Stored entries

────────────────────

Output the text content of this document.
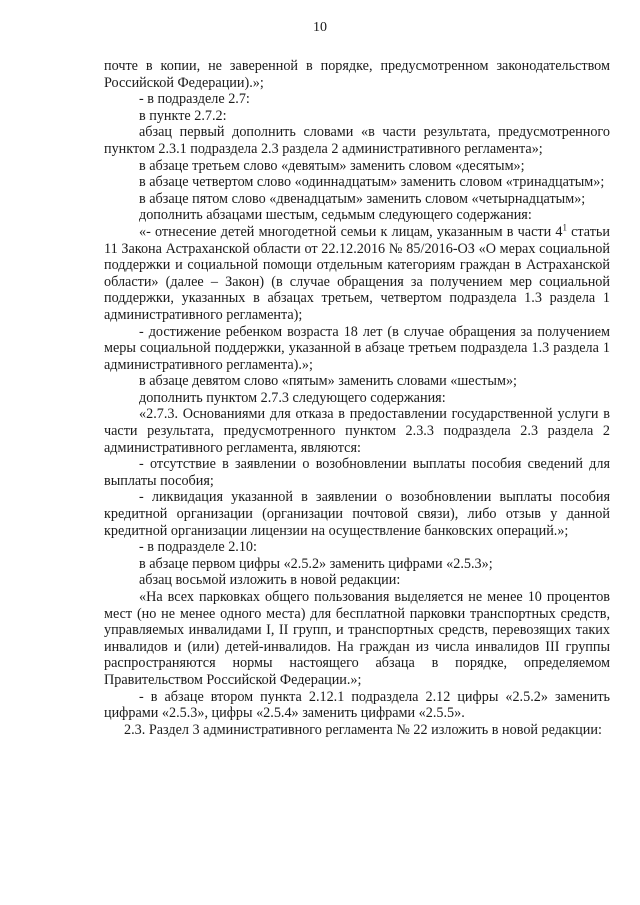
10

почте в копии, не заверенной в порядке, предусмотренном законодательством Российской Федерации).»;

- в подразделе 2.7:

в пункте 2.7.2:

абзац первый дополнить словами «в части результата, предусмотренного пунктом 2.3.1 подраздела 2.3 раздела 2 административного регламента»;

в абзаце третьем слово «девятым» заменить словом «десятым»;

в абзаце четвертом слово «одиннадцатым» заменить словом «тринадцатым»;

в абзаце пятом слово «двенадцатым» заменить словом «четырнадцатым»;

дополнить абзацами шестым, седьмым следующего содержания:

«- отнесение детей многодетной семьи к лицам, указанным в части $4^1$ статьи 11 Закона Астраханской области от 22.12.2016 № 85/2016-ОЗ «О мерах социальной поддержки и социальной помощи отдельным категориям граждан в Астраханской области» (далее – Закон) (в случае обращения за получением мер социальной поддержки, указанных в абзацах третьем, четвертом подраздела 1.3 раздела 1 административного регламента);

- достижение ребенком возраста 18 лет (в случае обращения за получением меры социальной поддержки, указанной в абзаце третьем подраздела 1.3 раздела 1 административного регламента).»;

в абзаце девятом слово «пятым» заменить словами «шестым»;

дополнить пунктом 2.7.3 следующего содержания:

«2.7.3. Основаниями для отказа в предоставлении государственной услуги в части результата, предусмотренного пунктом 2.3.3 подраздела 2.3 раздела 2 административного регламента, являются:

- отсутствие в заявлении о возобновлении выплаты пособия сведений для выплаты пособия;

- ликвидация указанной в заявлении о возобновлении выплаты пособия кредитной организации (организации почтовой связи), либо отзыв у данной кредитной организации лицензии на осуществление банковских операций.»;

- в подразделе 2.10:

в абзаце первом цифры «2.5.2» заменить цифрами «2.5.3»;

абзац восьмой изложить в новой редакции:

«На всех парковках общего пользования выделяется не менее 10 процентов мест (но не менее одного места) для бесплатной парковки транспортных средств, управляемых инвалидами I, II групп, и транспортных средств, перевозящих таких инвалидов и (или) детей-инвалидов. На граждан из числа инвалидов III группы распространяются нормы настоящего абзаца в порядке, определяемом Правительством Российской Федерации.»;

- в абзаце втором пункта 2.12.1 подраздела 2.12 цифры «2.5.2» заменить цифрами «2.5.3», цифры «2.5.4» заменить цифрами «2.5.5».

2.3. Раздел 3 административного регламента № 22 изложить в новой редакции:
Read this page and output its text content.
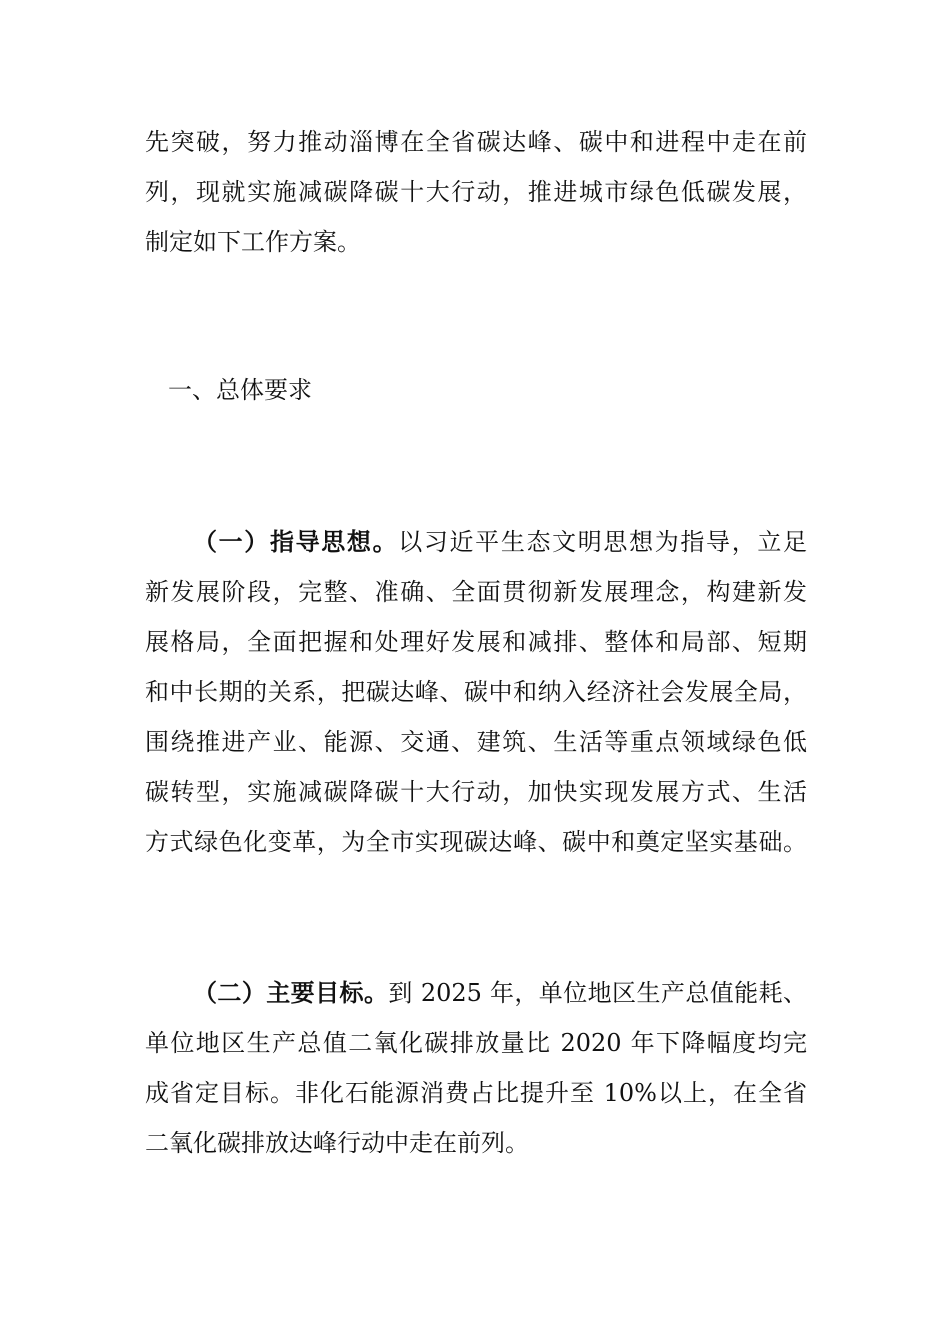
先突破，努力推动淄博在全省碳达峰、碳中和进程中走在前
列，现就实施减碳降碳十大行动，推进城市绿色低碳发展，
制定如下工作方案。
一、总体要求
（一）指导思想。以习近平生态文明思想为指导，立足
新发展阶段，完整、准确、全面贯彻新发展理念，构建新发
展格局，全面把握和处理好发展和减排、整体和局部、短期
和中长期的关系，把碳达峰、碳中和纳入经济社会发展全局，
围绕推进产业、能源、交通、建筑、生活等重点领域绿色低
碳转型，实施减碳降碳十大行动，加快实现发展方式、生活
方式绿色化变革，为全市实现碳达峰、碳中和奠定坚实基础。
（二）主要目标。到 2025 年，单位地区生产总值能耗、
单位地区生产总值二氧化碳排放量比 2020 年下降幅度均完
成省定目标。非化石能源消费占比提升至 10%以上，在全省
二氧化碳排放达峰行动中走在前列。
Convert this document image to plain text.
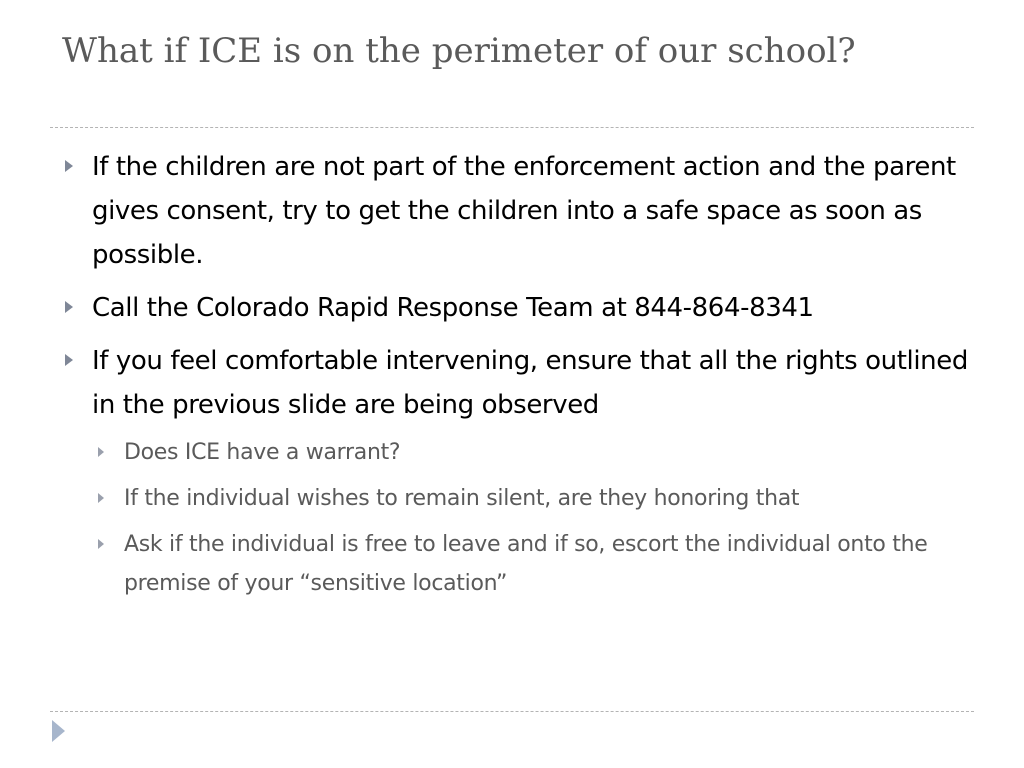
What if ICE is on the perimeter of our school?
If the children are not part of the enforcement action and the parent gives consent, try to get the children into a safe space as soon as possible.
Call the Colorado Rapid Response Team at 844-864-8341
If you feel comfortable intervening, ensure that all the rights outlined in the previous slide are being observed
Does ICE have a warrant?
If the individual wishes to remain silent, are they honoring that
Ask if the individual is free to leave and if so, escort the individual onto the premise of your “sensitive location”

────────────────────

* **TASK GOAL**:
Check each line of the records above for the string "дополнить", and report every line that has it.

* **ANSWER TO THE EXERCISE**:
абзац первый дополнить словами «в части результата, предусмотренного пунктом 2.3.1 подраздела 2.3 раздела 2 административного регламента»;
дополнить абзацами шестым, седьмым следующего содержания:
дополнить пунктом 2.7.3 следующего содержания:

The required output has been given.